_Required work_. Reproduce the passage about YouTube and Scaia's flagged video word for word, between "So by accepting" and "Pretty catchy, though.", inclusive.

_Supplied text_.
((

Given such expressed beliefs, Scaia’s response to charges of impropriety must be given equal weight compared to the anonymous user who flagged his video. And using the logic of empowering exhibitionism, there’s no reason for Scaia, who identifies as male, to hide his chest–furthermore, it’s logically impossible for his chest to be seen as female (and thus sexual or inappropriate).
So by accepting Scaia’s claim, YouTube establishes a precedent of recognizing and protecting trans users’ gender presentation as valid. YouTube takes up the broadcast networks’ discarded integrationist banner with an eye toward reaching beyond nation and language: a globe bonded by mutual appreciation of silly cat videos, uncoordinated babies, and the importance of having a platform available to all, for all content.
It, of course, remains as facile and unachievable a goal as when the networks first took it up. Pretty catchy, though.

))

_Provided information_.

((

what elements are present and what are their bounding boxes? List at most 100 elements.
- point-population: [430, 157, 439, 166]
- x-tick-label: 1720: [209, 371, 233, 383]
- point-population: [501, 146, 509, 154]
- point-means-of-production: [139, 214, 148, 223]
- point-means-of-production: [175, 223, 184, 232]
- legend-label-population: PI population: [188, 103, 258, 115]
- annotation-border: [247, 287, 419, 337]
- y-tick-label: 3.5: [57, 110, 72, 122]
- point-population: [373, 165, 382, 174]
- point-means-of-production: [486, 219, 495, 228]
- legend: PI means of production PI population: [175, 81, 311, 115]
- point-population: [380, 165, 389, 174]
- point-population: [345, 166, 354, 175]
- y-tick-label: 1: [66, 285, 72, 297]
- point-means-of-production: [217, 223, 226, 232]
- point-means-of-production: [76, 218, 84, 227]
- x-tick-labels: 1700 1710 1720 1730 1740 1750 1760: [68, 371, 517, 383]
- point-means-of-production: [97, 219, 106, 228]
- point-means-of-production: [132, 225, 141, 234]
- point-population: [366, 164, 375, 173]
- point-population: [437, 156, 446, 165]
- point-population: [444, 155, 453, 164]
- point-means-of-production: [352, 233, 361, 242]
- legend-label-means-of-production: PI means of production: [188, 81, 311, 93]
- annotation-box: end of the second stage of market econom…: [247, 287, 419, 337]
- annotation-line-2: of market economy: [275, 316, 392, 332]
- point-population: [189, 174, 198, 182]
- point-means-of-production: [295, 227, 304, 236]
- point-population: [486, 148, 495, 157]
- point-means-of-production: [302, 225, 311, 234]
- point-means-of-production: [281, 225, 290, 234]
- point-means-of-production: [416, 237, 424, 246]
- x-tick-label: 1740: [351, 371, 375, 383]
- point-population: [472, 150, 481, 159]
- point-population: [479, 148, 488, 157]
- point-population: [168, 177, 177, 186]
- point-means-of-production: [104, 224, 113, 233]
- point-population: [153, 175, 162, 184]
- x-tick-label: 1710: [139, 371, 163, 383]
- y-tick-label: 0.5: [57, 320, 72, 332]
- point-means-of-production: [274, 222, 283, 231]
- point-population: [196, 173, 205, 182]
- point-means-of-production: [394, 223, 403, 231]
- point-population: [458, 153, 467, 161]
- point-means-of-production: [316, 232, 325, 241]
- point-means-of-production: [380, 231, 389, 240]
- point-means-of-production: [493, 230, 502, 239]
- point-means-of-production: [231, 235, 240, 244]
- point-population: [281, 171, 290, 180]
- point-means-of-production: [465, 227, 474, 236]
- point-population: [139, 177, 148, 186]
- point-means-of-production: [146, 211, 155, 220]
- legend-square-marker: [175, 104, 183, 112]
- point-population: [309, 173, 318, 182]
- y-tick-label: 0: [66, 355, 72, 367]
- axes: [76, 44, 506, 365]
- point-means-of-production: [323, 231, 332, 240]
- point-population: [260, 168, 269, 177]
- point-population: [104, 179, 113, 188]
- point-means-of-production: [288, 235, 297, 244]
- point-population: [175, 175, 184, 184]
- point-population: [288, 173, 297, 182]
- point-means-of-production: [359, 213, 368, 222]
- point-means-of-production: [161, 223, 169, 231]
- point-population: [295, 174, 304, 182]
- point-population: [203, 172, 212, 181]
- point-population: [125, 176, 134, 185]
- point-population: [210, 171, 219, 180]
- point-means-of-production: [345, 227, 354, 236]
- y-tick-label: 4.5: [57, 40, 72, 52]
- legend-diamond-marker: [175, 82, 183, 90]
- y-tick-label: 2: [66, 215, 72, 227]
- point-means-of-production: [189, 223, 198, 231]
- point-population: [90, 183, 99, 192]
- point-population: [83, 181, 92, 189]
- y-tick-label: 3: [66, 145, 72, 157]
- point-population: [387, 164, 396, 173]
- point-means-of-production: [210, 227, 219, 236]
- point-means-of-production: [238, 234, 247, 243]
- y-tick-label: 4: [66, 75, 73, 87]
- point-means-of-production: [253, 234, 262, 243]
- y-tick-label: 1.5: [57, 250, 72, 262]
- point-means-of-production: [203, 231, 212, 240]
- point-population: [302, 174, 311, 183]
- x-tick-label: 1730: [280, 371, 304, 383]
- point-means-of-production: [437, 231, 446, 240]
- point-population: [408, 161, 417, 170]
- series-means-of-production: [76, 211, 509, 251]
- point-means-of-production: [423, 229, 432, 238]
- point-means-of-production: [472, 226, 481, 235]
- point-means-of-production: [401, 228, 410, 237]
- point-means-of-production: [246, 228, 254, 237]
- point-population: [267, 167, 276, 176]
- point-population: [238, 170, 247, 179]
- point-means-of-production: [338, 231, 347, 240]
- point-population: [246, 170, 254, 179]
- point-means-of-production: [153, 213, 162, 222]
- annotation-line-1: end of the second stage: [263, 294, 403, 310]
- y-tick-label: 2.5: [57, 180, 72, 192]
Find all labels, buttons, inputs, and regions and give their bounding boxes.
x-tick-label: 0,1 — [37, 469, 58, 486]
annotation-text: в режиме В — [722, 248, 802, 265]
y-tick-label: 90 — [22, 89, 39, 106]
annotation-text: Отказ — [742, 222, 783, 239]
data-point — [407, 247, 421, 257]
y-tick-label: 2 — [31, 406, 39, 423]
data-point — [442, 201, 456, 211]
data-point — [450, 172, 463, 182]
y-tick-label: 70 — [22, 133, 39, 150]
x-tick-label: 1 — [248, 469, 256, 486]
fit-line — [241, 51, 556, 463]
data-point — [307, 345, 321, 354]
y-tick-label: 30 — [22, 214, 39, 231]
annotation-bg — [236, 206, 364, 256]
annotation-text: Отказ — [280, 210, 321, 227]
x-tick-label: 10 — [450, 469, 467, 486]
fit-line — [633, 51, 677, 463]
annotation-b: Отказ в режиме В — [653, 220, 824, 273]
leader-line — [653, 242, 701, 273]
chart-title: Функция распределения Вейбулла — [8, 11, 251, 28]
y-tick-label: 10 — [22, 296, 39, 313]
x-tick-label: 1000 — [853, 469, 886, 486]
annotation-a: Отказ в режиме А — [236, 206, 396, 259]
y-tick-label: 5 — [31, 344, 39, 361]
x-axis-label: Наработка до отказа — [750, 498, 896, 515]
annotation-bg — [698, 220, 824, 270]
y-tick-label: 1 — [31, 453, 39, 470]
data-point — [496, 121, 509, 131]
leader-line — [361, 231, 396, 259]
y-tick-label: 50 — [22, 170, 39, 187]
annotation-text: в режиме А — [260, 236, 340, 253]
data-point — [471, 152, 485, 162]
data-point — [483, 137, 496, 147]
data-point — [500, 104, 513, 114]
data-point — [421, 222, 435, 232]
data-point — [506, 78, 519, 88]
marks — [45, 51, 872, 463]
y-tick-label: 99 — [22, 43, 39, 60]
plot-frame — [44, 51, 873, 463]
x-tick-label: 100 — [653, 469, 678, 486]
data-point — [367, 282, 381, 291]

))

_Exercise response_.
So by accepting Scaia’s claim, YouTube establishes a precedent of recognizing and protecting trans users’ gender presentation as valid. YouTube takes up the broadcast networks’ discarded integrationist banner with an eye toward reaching beyond nation and language: a globe bonded by mutual appreciation of silly cat videos, uncoordinated babies, and the importance of having a platform available to all, for all content.
It, of course, remains as facile and unachievable a goal as when the networks first took it up. Pretty catchy, though.